## Provided data:
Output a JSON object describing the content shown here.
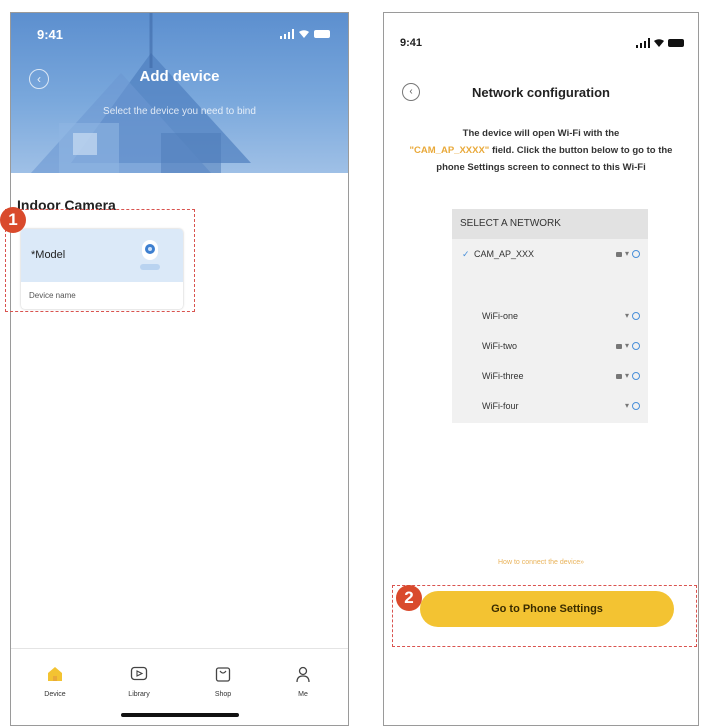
{
  "left_screen": {
    "status": {
      "time": "9:41"
    },
    "header": {
      "title": "Add device",
      "subtitle": "Select the device you need to bind"
    },
    "section_title": "Indoor Camera",
    "step_badge": "1",
    "device_card": {
      "model_label": "*Model",
      "name_placeholder": "Device name"
    },
    "tabbar": [
      {
        "label": "Device",
        "icon": "home-icon"
      },
      {
        "label": "Library",
        "icon": "play-icon"
      },
      {
        "label": "Shop",
        "icon": "bag-icon"
      },
      {
        "label": "Me",
        "icon": "person-icon"
      }
    ]
  },
  "right_screen": {
    "status": {
      "time": "9:41"
    },
    "title": "Network configuration",
    "description": {
      "part1": "The device will open Wi-Fi with the",
      "highlight": "\"CAM_AP_XXXX\"",
      "part2": "field. Click the button below to go to the phone Settings screen to connect to this Wi-Fi"
    },
    "network_list": {
      "header": "SELECT A NETWORK",
      "selected": {
        "name": "CAM_AP_XXX",
        "locked": true
      },
      "others": [
        {
          "name": "WiFi-one",
          "locked": false
        },
        {
          "name": "WiFi-two",
          "locked": true
        },
        {
          "name": "WiFi-three",
          "locked": true
        },
        {
          "name": "WiFi-four",
          "locked": false
        }
      ]
    },
    "help_link": "How to connect the device»",
    "step_badge": "2",
    "primary_button": "Go to Phone Settings"
  },
  "colors": {
    "header_blue": "#6f9fd8",
    "accent_yellow": "#f3c332",
    "highlight_orange": "#e9a93a",
    "badge_red": "#d94a2c",
    "dash_red": "#d9534f"
  }
}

## What you will do:
All of the entries need to be transcribed word for word; pictures are left out.

## Solution to the exercise:
Output a JSON object describing the content shown here.
{
  "left_screen": {
    "status": {
      "time": "9:41"
    },
    "header": {
      "title": "Add device",
      "subtitle": "Select the device you need to bind"
    },
    "section_title": "Indoor Camera",
    "step_badge": "1",
    "device_card": {
      "model_label": "*Model",
      "name_placeholder": "Device name"
    },
    "tabbar": [
      {
        "label": "Device",
        "icon": "home-icon"
      },
      {
        "label": "Library",
        "icon": "play-icon"
      },
      {
        "label": "Shop",
        "icon": "bag-icon"
      },
      {
        "label": "Me",
        "icon": "person-icon"
      }
    ]
  },
  "right_screen": {
    "status": {
      "time": "9:41"
    },
    "title": "Network configuration",
    "description": {
      "part1": "The device will open Wi-Fi with the",
      "highlight": "\"CAM_AP_XXXX\"",
      "part2": "field. Click the button below to go to the phone Settings screen to connect to this Wi-Fi"
    },
    "network_list": {
      "header": "SELECT A NETWORK",
      "selected": {
        "name": "CAM_AP_XXX",
        "locked": true
      },
      "others": [
        {
          "name": "WiFi-one",
          "locked": false
        },
        {
          "name": "WiFi-two",
          "locked": true
        },
        {
          "name": "WiFi-three",
          "locked": true
        },
        {
          "name": "WiFi-four",
          "locked": false
        }
      ]
    },
    "help_link": "How to connect the device»",
    "step_badge": "2",
    "primary_button": "Go to Phone Settings"
  },
  "colors": {
    "header_blue": "#6f9fd8",
    "accent_yellow": "#f3c332",
    "highlight_orange": "#e9a93a",
    "badge_red": "#d94a2c",
    "dash_red": "#d9534f"
  }
}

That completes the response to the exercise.